>>>

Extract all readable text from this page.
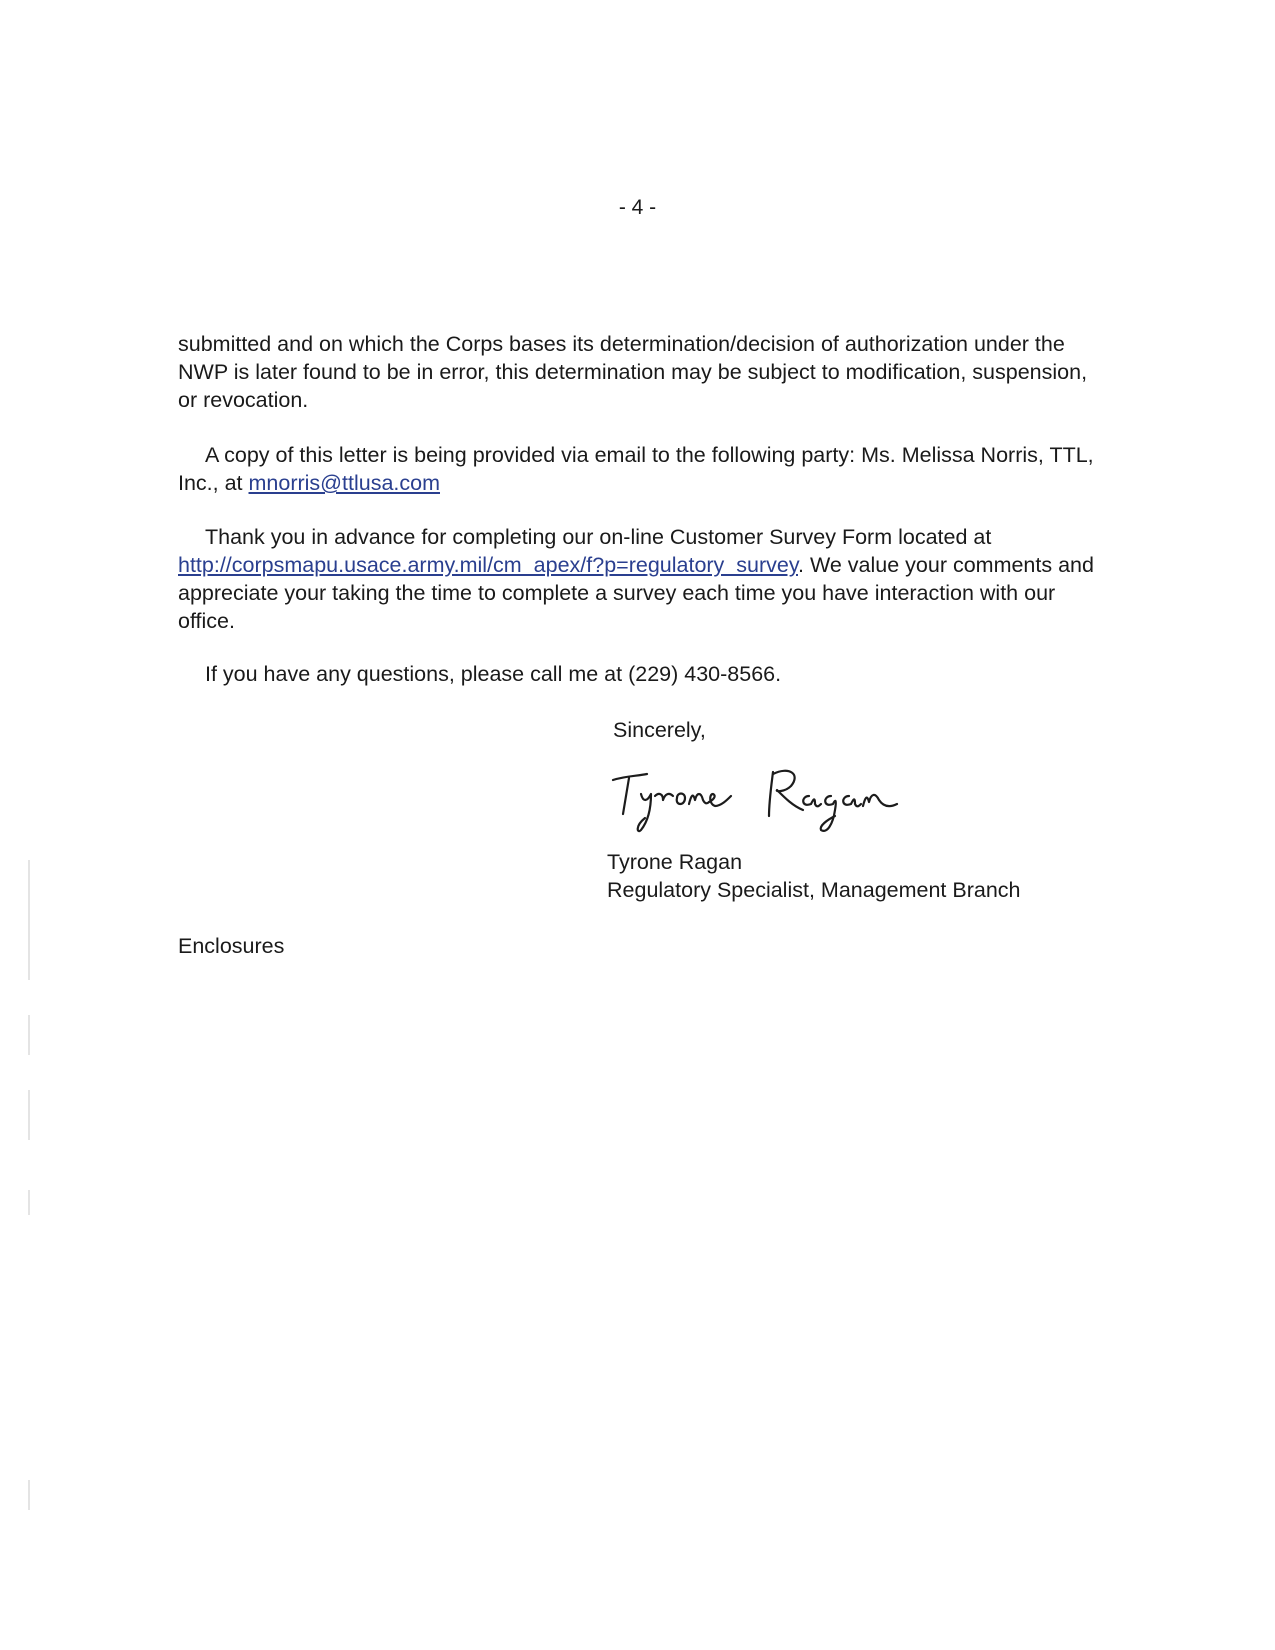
- 4 -

submitted and on which the Corps bases its determination/decision of authorization under the NWP is later found to be in error, this determination may be subject to modification, suspension, or revocation.

A copy of this letter is being provided via email to the following party: Ms. Melissa Norris, TTL, Inc., at mnorris@ttlusa.com

Thank you in advance for completing our on-line Customer Survey Form located at http://corpsmapu.usace.army.mil/cm_apex/f?p=regulatory_survey. We value your comments and appreciate your taking the time to complete a survey each time you have interaction with our office.

If you have any questions, please call me at (229) 430-8566.

Sincerely,
Tyrone Ragan
Regulatory Specialist, Management Branch
Enclosures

<<<

= Exercise details =
The records above should be reproduced exactly, with no pictures included.

= Solved exercise =
Extract all readable text from this page.
- 4 -

submitted and on which the Corps bases its determination/decision of authorization under the NWP is later found to be in error, this determination may be subject to modification, suspension, or revocation.

A copy of this letter is being provided via email to the following party: Ms. Melissa Norris, TTL, Inc., at mnorris@ttlusa.com

Thank you in advance for completing our on-line Customer Survey Form located at http://corpsmapu.usace.army.mil/cm_apex/f?p=regulatory_survey. We value your comments and appreciate your taking the time to complete a survey each time you have interaction with our office.

If you have any questions, please call me at (229) 430-8566.

Sincerely,
Tyrone Ragan
Regulatory Specialist, Management Branch
Enclosures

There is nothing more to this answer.